(Stored data entries)
▬▬▬
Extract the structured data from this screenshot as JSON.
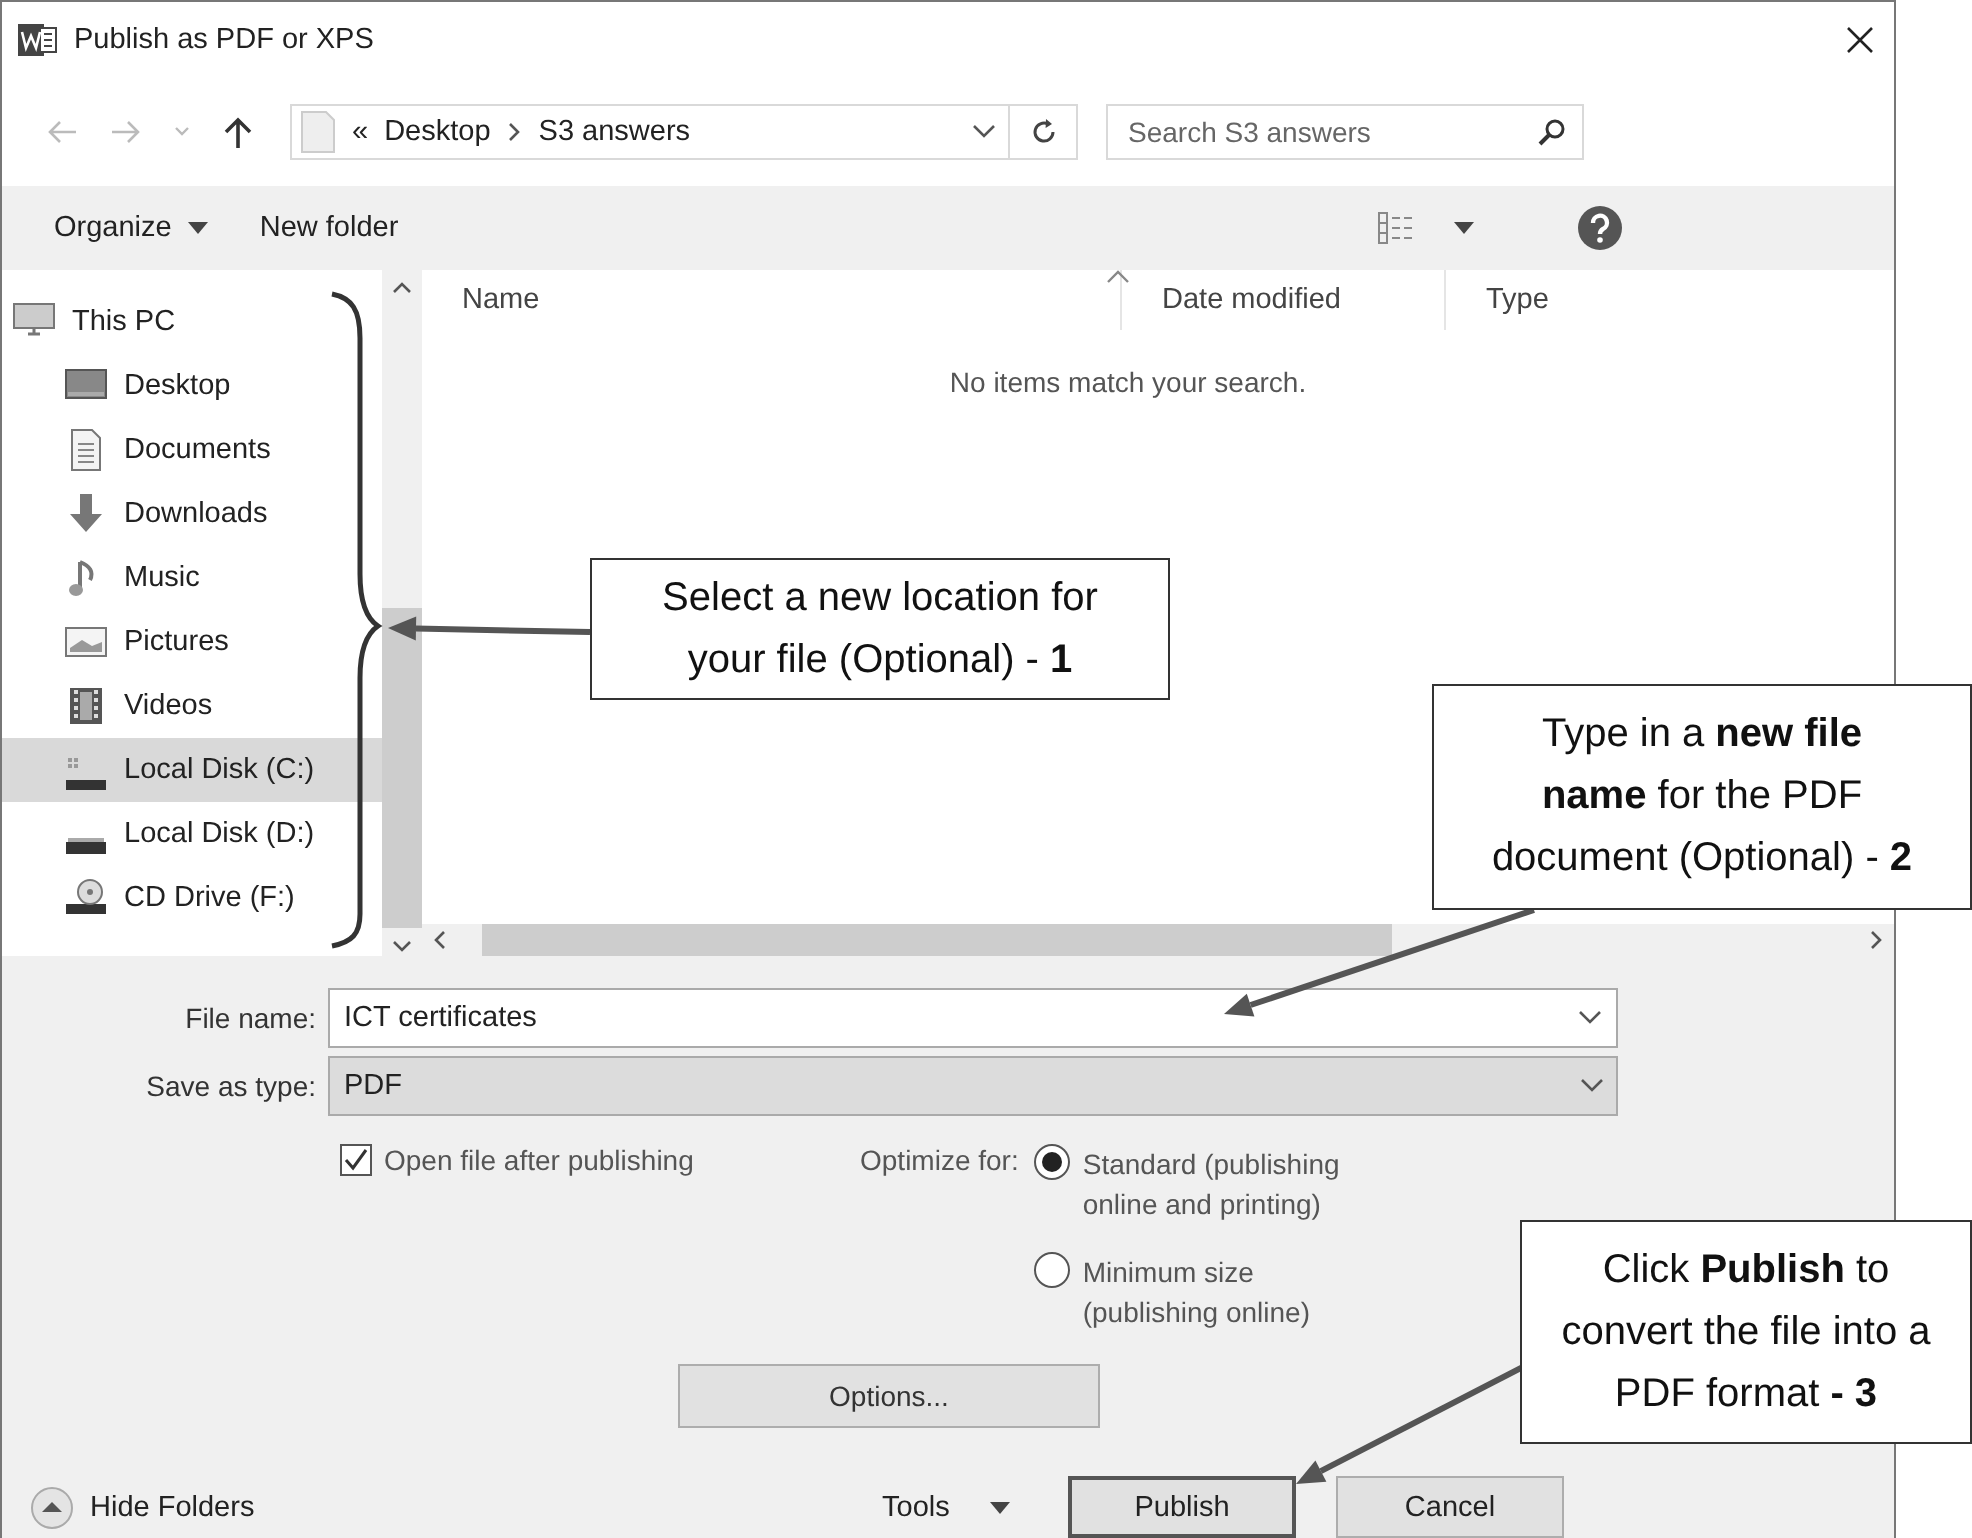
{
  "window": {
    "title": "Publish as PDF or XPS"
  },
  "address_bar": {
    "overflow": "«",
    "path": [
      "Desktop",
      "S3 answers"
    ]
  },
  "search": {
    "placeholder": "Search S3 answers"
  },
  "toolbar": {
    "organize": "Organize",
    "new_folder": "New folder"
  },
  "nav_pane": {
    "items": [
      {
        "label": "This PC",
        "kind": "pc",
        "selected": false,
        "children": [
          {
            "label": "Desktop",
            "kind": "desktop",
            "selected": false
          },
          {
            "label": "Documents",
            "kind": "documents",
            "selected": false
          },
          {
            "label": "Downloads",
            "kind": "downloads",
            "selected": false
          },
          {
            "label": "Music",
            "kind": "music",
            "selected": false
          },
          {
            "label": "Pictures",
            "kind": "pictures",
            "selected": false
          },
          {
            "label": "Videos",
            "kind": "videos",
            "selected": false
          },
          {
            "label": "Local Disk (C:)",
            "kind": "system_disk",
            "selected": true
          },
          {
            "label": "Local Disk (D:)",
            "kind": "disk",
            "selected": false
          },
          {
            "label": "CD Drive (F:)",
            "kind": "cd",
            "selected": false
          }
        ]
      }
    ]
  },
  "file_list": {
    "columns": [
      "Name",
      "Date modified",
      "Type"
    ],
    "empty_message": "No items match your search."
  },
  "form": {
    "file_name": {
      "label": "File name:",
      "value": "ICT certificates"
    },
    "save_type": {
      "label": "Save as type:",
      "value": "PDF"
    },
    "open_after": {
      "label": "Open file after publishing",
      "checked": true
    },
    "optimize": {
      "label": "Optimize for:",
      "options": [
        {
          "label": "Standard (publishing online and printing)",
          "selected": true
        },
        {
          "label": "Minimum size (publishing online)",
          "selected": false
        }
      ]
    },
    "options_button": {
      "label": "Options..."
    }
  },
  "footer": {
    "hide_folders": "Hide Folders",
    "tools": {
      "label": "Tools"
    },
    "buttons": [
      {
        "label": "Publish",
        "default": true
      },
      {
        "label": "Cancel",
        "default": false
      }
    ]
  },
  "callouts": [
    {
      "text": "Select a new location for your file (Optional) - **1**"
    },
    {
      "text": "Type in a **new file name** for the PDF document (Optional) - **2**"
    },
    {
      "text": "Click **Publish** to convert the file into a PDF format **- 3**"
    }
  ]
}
▬▬▬
### Problem requirements
Print the whole listing above once more, word for word, without its pictures.

### Solution for this problem
Extract the structured data from this screenshot as JSON.
{
  "window": {
    "title": "Publish as PDF or XPS"
  },
  "address_bar": {
    "overflow": "«",
    "path": [
      "Desktop",
      "S3 answers"
    ]
  },
  "search": {
    "placeholder": "Search S3 answers"
  },
  "toolbar": {
    "organize": "Organize",
    "new_folder": "New folder"
  },
  "nav_pane": {
    "items": [
      {
        "label": "This PC",
        "kind": "pc",
        "selected": false,
        "children": [
          {
            "label": "Desktop",
            "kind": "desktop",
            "selected": false
          },
          {
            "label": "Documents",
            "kind": "documents",
            "selected": false
          },
          {
            "label": "Downloads",
            "kind": "downloads",
            "selected": false
          },
          {
            "label": "Music",
            "kind": "music",
            "selected": false
          },
          {
            "label": "Pictures",
            "kind": "pictures",
            "selected": false
          },
          {
            "label": "Videos",
            "kind": "videos",
            "selected": false
          },
          {
            "label": "Local Disk (C:)",
            "kind": "system_disk",
            "selected": true
          },
          {
            "label": "Local Disk (D:)",
            "kind": "disk",
            "selected": false
          },
          {
            "label": "CD Drive (F:)",
            "kind": "cd",
            "selected": false
          }
        ]
      }
    ]
  },
  "file_list": {
    "columns": [
      "Name",
      "Date modified",
      "Type"
    ],
    "empty_message": "No items match your search."
  },
  "form": {
    "file_name": {
      "label": "File name:",
      "value": "ICT certificates"
    },
    "save_type": {
      "label": "Save as type:",
      "value": "PDF"
    },
    "open_after": {
      "label": "Open file after publishing",
      "checked": true
    },
    "optimize": {
      "label": "Optimize for:",
      "options": [
        {
          "label": "Standard (publishing online and printing)",
          "selected": true
        },
        {
          "label": "Minimum size (publishing online)",
          "selected": false
        }
      ]
    },
    "options_button": {
      "label": "Options..."
    }
  },
  "footer": {
    "hide_folders": "Hide Folders",
    "tools": {
      "label": "Tools"
    },
    "buttons": [
      {
        "label": "Publish",
        "default": true
      },
      {
        "label": "Cancel",
        "default": false
      }
    ]
  },
  "callouts": [
    {
      "text": "Select a new location for your file (Optional) - **1**"
    },
    {
      "text": "Type in a **new file name** for the PDF document (Optional) - **2**"
    },
    {
      "text": "Click **Publish** to convert the file into a PDF format **- 3**"
    }
  ]
}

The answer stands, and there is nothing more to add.